▶ Task requirements:
Leave out the pictures and repeat every record exactly.

▶ Dataset entries:
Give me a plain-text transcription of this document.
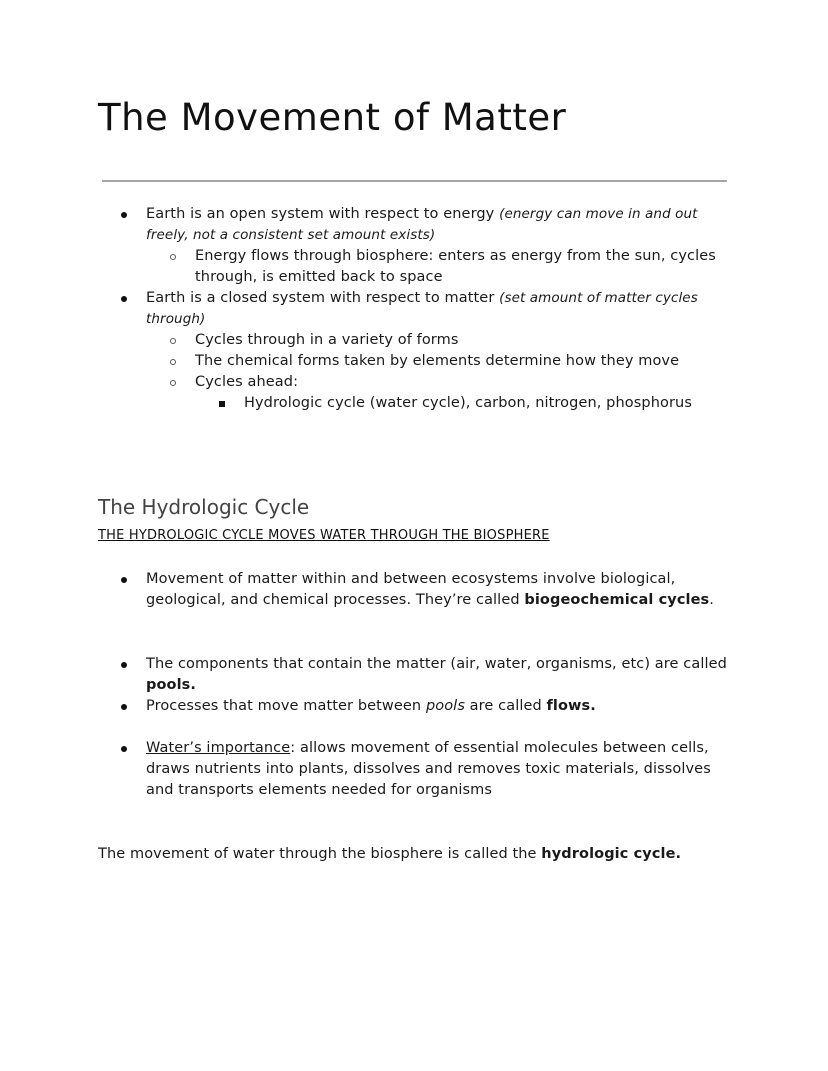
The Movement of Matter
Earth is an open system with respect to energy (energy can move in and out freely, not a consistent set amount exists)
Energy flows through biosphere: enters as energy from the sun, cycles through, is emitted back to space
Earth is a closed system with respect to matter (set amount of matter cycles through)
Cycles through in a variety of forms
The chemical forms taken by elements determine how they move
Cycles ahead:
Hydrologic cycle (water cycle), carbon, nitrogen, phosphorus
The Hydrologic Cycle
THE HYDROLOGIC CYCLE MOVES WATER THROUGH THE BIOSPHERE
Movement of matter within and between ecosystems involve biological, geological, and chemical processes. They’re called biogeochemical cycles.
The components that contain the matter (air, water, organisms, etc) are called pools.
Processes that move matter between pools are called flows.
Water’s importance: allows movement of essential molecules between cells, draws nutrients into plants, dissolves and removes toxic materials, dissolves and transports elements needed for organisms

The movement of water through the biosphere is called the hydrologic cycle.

▶ Expected answer:
Give me a plain-text transcription of this document.
The Movement of Matter
Earth is an open system with respect to energy (energy can move in and out freely, not a consistent set amount exists)
Energy flows through biosphere: enters as energy from the sun, cycles through, is emitted back to space
Earth is a closed system with respect to matter (set amount of matter cycles through)
Cycles through in a variety of forms
The chemical forms taken by elements determine how they move
Cycles ahead:
Hydrologic cycle (water cycle), carbon, nitrogen, phosphorus
The Hydrologic Cycle
THE HYDROLOGIC CYCLE MOVES WATER THROUGH THE BIOSPHERE
Movement of matter within and between ecosystems involve biological, geological, and chemical processes. They’re called biogeochemical cycles.
The components that contain the matter (air, water, organisms, etc) are called pools.
Processes that move matter between pools are called flows.
Water’s importance: allows movement of essential molecules between cells, draws nutrients into plants, dissolves and removes toxic materials, dissolves and transports elements needed for organisms

The movement of water through the biosphere is called the hydrologic cycle.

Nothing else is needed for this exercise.